_MATERIAL SUPPLIED_

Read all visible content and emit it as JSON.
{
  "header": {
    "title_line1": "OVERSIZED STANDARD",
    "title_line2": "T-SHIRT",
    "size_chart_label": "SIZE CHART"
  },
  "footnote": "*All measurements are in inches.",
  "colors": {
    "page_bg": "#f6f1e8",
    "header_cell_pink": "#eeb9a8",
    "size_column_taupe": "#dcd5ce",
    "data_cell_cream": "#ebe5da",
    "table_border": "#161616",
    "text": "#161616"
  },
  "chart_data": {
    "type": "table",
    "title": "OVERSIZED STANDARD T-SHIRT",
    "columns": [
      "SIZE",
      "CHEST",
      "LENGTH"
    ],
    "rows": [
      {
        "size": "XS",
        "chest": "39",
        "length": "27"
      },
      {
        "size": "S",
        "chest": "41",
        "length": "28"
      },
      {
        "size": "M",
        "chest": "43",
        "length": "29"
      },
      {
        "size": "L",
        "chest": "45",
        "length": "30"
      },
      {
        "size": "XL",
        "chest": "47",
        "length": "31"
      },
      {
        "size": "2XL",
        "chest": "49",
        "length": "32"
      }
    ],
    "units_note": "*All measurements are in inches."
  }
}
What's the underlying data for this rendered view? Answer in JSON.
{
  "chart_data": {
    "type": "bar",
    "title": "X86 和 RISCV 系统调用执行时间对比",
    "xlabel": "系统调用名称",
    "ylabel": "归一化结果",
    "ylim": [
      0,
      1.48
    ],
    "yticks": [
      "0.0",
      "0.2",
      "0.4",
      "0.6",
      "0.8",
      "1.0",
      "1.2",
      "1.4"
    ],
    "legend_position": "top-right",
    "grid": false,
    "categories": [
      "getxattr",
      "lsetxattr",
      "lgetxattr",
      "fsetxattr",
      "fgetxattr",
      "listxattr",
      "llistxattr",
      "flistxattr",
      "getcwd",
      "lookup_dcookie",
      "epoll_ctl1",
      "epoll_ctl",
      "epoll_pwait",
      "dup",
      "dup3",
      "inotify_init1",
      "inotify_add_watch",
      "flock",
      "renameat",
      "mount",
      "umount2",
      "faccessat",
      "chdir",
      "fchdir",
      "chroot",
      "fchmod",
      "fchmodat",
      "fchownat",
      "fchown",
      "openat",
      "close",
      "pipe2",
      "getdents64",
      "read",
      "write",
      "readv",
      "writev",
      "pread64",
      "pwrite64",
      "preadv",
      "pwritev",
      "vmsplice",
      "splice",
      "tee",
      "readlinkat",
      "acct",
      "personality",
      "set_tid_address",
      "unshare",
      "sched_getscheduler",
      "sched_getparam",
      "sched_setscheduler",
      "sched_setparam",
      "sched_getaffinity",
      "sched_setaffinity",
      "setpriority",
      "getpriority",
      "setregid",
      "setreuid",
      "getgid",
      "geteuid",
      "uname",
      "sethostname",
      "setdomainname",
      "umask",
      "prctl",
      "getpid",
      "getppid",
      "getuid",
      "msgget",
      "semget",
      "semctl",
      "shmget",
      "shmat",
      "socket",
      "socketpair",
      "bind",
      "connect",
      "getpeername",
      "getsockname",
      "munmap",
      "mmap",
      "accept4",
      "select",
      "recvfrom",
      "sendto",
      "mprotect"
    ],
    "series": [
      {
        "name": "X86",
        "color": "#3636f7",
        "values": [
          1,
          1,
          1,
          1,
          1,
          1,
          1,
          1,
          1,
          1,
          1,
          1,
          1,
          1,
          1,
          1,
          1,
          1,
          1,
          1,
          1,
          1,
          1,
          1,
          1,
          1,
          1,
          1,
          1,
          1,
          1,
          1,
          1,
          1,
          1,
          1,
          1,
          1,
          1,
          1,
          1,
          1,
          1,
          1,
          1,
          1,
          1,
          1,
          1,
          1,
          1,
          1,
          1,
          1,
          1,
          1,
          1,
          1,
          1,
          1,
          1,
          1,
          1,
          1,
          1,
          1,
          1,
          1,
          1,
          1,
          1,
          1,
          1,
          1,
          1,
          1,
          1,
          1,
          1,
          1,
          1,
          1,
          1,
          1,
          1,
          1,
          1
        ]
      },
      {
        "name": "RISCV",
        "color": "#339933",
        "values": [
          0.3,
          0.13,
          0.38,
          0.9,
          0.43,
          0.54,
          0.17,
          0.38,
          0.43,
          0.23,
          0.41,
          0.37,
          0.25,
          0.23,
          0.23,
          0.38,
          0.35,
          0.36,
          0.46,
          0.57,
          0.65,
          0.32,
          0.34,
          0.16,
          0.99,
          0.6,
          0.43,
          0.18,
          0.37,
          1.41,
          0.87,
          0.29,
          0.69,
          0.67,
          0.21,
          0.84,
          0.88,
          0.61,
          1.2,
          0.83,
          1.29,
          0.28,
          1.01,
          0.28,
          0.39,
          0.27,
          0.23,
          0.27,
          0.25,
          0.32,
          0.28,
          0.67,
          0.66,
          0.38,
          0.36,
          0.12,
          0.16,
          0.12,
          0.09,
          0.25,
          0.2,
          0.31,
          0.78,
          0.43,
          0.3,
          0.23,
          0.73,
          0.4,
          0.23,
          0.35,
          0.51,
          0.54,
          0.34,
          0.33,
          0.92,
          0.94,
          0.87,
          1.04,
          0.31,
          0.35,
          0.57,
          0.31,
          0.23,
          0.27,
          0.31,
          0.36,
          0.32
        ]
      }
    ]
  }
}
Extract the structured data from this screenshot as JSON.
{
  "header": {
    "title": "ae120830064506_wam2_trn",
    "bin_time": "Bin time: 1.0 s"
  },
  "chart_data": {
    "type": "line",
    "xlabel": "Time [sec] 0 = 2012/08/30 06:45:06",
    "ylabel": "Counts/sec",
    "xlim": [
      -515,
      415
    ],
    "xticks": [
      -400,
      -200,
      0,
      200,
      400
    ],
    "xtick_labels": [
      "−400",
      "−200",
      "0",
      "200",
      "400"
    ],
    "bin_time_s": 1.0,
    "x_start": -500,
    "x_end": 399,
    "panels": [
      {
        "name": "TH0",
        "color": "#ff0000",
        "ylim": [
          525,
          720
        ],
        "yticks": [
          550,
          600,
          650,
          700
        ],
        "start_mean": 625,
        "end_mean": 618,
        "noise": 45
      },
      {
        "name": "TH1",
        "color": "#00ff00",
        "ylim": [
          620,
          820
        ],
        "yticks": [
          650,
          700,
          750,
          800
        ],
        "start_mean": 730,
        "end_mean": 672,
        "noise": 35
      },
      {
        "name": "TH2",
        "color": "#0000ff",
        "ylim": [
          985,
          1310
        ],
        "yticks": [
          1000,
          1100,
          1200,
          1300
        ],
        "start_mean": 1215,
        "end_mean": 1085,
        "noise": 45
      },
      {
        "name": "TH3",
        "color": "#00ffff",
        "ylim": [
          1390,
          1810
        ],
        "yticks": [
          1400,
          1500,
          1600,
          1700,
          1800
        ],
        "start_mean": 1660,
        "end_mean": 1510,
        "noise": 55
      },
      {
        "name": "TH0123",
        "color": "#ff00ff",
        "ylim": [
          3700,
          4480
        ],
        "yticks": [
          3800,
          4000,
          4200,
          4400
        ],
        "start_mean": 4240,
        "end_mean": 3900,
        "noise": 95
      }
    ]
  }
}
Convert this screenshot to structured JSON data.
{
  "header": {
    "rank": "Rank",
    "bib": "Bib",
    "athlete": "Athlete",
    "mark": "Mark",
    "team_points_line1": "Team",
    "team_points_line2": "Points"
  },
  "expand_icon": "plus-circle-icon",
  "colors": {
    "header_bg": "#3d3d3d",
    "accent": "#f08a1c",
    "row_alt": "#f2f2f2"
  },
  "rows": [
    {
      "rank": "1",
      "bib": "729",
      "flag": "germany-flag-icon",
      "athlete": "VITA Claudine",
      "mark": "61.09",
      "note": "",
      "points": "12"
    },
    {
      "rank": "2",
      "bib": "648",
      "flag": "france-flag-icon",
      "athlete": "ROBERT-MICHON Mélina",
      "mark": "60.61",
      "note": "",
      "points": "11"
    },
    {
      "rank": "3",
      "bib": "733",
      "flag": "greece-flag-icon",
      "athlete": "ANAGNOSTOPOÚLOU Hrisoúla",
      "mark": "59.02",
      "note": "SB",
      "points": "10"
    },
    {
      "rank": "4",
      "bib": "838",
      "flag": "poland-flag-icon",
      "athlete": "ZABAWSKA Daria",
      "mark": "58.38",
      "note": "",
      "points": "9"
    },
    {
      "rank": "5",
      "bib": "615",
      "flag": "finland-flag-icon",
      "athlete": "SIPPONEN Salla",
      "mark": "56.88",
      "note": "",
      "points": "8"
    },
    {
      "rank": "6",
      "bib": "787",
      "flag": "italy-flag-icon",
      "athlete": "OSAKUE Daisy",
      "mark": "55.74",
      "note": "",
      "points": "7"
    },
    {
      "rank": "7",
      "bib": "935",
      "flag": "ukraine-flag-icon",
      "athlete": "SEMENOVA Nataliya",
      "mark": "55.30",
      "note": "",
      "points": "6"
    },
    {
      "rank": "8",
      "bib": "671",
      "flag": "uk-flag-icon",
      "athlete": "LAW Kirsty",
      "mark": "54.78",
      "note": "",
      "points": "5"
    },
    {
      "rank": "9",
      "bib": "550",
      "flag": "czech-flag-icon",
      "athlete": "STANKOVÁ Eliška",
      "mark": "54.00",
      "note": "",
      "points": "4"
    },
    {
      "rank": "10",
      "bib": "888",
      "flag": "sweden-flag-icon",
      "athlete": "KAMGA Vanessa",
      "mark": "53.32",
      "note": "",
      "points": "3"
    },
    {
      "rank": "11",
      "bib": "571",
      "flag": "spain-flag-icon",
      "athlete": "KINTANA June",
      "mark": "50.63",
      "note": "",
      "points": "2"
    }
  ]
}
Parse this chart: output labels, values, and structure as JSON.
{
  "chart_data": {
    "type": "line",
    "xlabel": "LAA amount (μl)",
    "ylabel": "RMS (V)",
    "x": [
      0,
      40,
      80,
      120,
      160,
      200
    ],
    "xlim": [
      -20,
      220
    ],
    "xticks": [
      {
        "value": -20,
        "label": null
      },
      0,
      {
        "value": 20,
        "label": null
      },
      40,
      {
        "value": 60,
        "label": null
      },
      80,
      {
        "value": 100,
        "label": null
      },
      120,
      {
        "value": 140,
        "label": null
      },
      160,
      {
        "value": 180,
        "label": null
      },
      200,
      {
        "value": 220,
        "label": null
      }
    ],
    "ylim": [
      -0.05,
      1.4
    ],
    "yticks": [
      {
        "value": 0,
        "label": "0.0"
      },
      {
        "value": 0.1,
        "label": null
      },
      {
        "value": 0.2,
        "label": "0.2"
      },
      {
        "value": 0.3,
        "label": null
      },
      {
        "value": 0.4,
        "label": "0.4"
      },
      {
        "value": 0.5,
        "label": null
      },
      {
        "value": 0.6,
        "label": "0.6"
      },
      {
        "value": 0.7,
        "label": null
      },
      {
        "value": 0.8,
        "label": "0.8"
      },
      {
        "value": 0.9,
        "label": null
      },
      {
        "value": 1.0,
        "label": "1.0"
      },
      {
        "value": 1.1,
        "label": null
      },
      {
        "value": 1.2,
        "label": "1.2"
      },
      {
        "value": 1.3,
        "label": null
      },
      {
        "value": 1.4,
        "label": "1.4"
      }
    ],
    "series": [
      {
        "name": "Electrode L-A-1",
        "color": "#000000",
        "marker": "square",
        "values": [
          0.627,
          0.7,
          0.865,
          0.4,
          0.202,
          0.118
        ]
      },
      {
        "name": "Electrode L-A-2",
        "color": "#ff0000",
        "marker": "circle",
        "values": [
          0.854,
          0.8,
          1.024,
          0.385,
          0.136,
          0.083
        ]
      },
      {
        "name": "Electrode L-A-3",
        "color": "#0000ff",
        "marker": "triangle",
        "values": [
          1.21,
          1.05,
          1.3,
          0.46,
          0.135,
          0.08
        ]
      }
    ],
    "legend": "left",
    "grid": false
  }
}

_WRITTEN EXERCISE_
Above are records; say how many of their lines contain the word "measurements", giving only the number.

_THE REPLY_
2